Each line below should be retyped exactly, with no pictures.
--- Data for this exercise ---
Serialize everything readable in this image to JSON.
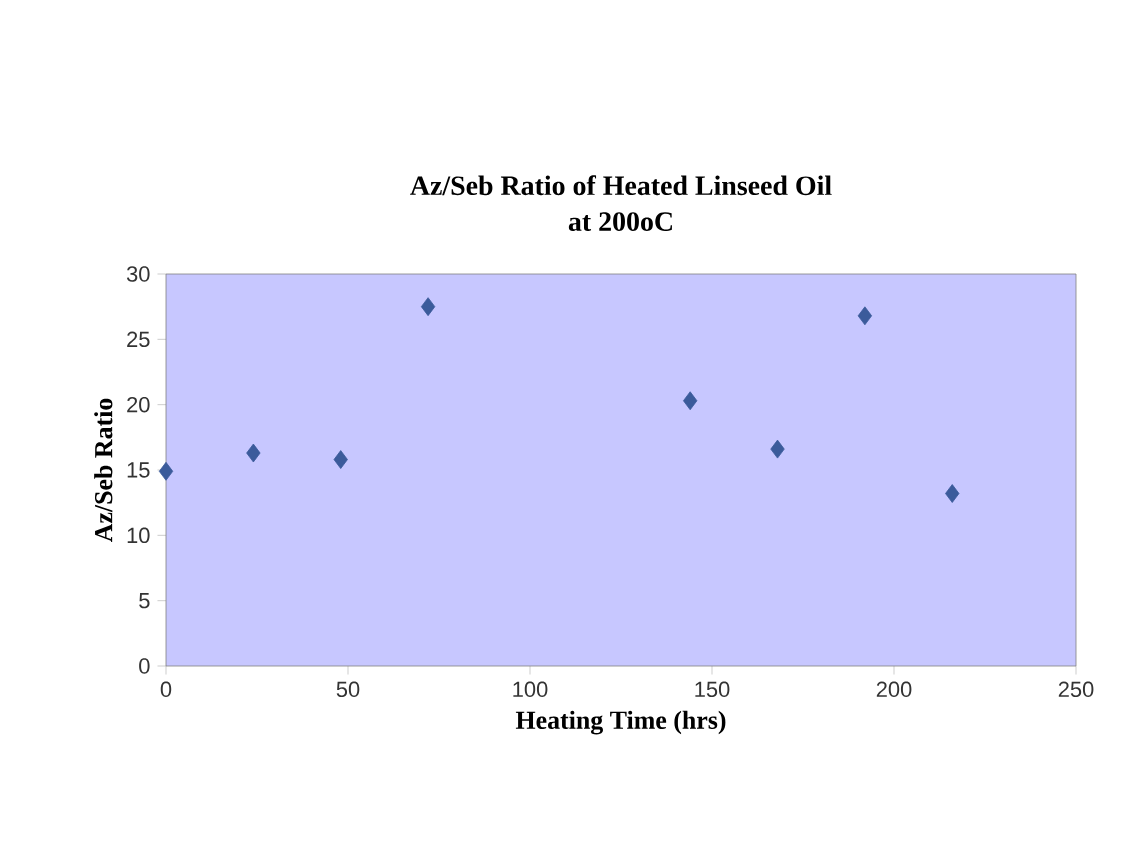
{
  "chart_data": {
    "type": "scatter",
    "title": "Az/Seb Ratio of Heated Linseed Oil\nat 200oC",
    "xlabel": "Heating Time (hrs)",
    "ylabel": "Az/Seb Ratio",
    "x": [
      0,
      24,
      48,
      72,
      144,
      168,
      192,
      216
    ],
    "series": [
      {
        "color": "#3b5b9b",
        "values": [
          14.9,
          16.3,
          15.8,
          27.5,
          20.3,
          16.6,
          26.8,
          13.2
        ]
      }
    ],
    "xlim": [
      0,
      250
    ],
    "xticks": [
      0,
      50,
      100,
      150,
      200,
      250
    ],
    "ylim": [
      0,
      30
    ],
    "yticks": [
      0,
      5,
      10,
      15,
      20,
      25,
      30
    ],
    "marker": "diamond",
    "grid": false
  }
}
---
* _Written solution_:
Serialize everything readable in this image to JSON.
{
  "chart_data": {
    "type": "scatter",
    "title": "Az/Seb Ratio of Heated Linseed Oil\nat 200oC",
    "xlabel": "Heating Time (hrs)",
    "ylabel": "Az/Seb Ratio",
    "x": [
      0,
      24,
      48,
      72,
      144,
      168,
      192,
      216
    ],
    "series": [
      {
        "color": "#3b5b9b",
        "values": [
          14.9,
          16.3,
          15.8,
          27.5,
          20.3,
          16.6,
          26.8,
          13.2
        ]
      }
    ],
    "xlim": [
      0,
      250
    ],
    "xticks": [
      0,
      50,
      100,
      150,
      200,
      250
    ],
    "ylim": [
      0,
      30
    ],
    "yticks": [
      0,
      5,
      10,
      15,
      20,
      25,
      30
    ],
    "marker": "diamond",
    "grid": false
  }
}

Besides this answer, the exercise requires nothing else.